**The exercise**
Gather up every line that includes the string "storage".

**Given entries**
"""

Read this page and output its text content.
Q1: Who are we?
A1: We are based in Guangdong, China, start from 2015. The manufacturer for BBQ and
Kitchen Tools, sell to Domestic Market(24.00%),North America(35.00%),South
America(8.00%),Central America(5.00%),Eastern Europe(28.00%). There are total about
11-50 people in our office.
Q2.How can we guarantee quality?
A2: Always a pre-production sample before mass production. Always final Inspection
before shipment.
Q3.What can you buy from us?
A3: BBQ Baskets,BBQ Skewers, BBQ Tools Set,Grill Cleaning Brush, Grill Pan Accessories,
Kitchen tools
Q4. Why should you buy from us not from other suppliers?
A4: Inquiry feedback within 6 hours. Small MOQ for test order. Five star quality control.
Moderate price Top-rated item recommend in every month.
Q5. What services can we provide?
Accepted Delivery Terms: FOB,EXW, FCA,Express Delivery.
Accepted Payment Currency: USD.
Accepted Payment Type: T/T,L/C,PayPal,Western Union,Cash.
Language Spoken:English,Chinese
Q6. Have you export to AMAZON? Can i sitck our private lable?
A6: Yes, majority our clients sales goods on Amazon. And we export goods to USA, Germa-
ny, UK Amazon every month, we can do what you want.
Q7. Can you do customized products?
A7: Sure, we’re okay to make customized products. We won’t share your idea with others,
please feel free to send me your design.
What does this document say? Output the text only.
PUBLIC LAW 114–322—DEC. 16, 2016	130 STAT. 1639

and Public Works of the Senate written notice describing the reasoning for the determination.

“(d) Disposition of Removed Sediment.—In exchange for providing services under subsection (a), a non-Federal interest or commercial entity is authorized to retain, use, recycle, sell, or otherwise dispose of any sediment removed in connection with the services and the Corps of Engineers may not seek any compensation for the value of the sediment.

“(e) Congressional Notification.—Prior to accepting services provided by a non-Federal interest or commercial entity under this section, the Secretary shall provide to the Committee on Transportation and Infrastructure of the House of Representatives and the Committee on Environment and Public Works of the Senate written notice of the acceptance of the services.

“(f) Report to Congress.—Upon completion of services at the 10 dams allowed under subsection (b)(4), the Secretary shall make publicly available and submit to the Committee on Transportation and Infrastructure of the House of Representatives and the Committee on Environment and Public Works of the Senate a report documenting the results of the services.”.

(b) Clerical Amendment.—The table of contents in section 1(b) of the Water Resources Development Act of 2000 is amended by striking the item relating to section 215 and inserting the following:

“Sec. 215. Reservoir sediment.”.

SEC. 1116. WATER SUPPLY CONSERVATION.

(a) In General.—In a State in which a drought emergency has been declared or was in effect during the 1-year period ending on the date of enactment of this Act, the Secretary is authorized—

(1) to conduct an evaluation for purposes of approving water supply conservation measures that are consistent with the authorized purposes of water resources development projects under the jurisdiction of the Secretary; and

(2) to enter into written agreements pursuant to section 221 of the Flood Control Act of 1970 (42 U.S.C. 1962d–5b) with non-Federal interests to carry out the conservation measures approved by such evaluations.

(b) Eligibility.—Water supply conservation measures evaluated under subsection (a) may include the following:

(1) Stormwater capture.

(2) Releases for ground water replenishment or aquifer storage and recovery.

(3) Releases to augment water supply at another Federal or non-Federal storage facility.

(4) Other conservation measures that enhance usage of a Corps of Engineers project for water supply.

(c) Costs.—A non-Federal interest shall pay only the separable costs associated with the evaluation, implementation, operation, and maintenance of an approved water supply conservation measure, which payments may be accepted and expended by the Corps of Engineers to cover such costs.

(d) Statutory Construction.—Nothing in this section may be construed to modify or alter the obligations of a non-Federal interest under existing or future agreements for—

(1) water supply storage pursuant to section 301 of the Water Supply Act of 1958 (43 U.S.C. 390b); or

"""

**Result of this exercise**
(2) Releases for ground water replenishment or aquifer storage and recovery.
(3) Releases to augment water supply at another Federal or non-Federal storage facility.
(1) water supply storage pursuant to section 301 of the Water Supply Act of 1958 (43 U.S.C. 390b); or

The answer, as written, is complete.